● TASK INSTRUCTIONS: Return all lines with the word "INDEXING" in them.

Data excerpts:

----------------------------------------

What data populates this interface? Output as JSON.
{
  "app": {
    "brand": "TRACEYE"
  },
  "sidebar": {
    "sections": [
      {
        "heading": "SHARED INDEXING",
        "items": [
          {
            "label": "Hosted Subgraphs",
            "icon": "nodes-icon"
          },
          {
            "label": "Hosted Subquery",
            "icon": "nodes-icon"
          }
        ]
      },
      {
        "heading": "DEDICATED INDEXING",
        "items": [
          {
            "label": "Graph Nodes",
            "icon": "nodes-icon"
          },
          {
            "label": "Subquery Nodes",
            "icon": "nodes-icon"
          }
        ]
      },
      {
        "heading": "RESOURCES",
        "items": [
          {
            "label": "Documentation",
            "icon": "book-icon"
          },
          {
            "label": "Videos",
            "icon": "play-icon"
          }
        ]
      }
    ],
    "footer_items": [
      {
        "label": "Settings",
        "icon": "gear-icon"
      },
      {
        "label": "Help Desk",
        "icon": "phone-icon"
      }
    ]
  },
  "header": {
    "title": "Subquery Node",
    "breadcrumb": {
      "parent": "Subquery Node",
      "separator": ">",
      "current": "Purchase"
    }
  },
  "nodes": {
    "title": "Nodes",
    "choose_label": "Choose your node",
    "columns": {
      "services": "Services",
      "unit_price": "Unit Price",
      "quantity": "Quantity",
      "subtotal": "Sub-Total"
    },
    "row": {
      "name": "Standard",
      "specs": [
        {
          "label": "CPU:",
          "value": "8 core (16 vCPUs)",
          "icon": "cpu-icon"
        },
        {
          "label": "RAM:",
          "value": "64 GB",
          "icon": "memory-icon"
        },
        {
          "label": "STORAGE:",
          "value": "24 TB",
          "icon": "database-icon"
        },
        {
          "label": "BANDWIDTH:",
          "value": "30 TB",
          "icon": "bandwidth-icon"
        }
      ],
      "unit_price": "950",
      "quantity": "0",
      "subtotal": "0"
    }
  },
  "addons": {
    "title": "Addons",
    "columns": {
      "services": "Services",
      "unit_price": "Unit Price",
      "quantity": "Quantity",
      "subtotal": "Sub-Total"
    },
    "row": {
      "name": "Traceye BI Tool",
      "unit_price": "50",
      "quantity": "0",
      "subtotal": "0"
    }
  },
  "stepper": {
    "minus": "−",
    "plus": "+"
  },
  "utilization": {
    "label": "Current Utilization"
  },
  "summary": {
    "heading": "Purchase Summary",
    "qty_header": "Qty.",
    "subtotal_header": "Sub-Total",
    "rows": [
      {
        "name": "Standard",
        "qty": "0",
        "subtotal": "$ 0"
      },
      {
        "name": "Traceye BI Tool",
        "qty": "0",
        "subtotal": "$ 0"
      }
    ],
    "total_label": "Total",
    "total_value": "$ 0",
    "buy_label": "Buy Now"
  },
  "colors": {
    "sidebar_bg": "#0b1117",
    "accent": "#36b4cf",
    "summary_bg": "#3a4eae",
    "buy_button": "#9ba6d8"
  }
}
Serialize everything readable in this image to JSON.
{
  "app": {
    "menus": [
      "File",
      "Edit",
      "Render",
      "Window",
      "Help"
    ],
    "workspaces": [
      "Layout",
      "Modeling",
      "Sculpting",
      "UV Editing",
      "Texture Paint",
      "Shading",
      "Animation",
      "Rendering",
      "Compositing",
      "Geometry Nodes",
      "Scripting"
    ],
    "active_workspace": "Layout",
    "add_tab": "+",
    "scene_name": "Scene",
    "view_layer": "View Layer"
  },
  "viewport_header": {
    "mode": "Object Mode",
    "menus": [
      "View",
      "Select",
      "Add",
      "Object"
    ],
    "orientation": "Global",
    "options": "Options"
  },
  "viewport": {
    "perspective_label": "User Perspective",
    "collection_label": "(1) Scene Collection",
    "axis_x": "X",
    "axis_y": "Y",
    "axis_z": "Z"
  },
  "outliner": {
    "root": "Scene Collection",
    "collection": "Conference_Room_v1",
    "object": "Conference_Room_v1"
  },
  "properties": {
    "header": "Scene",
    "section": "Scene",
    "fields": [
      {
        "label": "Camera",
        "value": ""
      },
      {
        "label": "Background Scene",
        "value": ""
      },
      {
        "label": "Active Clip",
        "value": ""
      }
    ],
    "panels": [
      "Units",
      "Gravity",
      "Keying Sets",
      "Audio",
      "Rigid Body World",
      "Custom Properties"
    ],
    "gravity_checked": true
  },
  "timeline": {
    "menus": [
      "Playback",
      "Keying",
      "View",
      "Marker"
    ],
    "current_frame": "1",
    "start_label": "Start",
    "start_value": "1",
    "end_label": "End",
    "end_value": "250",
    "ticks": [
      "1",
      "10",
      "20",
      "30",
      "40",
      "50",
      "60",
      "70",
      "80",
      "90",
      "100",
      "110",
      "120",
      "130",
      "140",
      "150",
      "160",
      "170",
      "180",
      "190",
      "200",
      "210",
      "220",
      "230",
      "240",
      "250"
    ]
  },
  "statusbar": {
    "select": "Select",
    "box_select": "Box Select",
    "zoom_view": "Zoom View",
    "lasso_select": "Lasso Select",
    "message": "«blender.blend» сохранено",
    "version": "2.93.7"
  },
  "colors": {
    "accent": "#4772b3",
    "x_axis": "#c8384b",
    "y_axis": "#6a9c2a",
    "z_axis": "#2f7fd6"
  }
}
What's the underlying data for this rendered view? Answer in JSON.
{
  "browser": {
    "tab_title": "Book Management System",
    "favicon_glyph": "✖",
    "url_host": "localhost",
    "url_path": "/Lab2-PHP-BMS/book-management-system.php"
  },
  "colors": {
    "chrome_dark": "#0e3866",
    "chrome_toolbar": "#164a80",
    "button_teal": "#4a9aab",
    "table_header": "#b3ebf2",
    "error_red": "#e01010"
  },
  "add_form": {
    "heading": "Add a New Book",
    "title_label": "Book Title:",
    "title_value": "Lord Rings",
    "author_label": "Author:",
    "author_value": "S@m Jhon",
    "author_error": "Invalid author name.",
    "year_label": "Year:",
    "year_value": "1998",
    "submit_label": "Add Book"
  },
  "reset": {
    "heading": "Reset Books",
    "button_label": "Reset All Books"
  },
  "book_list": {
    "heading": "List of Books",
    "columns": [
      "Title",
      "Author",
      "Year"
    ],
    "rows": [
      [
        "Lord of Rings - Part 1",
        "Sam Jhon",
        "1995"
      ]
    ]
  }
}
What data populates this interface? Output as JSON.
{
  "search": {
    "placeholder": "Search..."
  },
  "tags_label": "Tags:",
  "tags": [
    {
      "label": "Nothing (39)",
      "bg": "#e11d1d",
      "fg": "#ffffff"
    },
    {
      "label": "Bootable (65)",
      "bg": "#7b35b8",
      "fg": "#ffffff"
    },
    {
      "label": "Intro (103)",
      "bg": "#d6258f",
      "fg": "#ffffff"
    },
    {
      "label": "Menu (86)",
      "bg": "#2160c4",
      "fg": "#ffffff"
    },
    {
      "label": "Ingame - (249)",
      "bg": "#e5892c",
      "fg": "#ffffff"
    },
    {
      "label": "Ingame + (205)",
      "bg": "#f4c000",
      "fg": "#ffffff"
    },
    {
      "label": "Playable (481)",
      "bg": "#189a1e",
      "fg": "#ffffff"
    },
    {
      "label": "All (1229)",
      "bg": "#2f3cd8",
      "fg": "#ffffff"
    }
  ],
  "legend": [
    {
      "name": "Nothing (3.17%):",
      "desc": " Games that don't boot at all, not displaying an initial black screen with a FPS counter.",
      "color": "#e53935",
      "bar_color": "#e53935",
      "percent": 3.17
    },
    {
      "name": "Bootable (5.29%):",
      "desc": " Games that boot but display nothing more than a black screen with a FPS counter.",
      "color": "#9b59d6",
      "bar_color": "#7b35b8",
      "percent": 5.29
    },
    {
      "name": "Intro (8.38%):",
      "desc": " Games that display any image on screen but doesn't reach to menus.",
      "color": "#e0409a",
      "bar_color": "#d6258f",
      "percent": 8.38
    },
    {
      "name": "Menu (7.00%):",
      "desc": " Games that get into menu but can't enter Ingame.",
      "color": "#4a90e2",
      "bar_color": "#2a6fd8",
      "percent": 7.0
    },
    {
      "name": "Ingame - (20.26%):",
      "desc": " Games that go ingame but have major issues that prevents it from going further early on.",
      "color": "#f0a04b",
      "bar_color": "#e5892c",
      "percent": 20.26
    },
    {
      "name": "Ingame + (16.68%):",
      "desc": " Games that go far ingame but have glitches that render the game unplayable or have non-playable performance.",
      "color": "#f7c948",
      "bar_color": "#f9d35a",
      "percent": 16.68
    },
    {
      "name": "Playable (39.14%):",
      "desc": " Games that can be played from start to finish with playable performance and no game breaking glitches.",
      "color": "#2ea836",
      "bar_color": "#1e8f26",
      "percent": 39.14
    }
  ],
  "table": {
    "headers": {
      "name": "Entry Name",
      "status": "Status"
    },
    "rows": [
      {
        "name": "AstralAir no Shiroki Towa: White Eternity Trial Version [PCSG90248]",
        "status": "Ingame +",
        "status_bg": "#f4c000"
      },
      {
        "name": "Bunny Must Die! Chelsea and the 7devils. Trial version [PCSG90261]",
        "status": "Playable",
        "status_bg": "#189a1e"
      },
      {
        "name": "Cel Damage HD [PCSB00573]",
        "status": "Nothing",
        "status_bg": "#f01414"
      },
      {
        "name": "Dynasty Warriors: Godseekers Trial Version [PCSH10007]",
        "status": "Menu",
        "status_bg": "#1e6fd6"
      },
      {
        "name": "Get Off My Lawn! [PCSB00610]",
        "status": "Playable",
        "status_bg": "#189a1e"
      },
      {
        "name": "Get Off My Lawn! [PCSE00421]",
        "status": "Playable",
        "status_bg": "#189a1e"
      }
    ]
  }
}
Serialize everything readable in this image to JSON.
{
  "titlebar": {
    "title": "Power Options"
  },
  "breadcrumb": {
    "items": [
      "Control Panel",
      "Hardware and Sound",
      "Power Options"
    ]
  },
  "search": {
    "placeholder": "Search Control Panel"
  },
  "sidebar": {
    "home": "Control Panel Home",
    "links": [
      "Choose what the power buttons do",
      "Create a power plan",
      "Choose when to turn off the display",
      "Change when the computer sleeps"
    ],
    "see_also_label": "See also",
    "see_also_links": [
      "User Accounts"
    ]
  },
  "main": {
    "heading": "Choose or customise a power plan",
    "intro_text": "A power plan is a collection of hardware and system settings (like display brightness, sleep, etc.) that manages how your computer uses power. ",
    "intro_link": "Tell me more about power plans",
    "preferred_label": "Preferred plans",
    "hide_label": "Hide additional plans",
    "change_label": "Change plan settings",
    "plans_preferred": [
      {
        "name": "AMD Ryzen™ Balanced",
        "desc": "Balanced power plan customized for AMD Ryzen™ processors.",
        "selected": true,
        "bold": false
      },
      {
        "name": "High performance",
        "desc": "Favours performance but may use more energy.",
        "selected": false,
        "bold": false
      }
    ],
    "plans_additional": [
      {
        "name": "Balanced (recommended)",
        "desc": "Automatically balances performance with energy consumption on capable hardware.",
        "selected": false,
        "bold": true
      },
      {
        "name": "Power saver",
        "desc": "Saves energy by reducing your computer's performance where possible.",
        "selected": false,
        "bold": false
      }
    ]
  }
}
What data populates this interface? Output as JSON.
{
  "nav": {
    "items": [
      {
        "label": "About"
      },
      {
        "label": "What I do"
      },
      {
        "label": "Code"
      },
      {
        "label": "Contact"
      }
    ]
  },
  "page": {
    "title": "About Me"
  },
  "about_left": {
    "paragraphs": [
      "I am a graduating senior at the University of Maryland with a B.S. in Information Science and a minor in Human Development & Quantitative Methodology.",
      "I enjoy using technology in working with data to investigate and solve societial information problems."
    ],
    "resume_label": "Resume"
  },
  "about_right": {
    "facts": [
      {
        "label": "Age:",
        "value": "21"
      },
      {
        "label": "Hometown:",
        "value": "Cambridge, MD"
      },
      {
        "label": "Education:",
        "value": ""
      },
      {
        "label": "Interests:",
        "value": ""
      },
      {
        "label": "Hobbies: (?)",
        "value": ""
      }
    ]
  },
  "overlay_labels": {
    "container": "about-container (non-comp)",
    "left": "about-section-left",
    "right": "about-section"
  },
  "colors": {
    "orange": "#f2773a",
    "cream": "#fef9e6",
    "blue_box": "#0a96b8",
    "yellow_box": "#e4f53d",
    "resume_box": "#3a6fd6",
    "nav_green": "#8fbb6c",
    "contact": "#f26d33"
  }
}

----------------------------------------

● TASK RESULT:
        "heading": "SHARED INDEXING",
        "heading": "DEDICATED INDEXING",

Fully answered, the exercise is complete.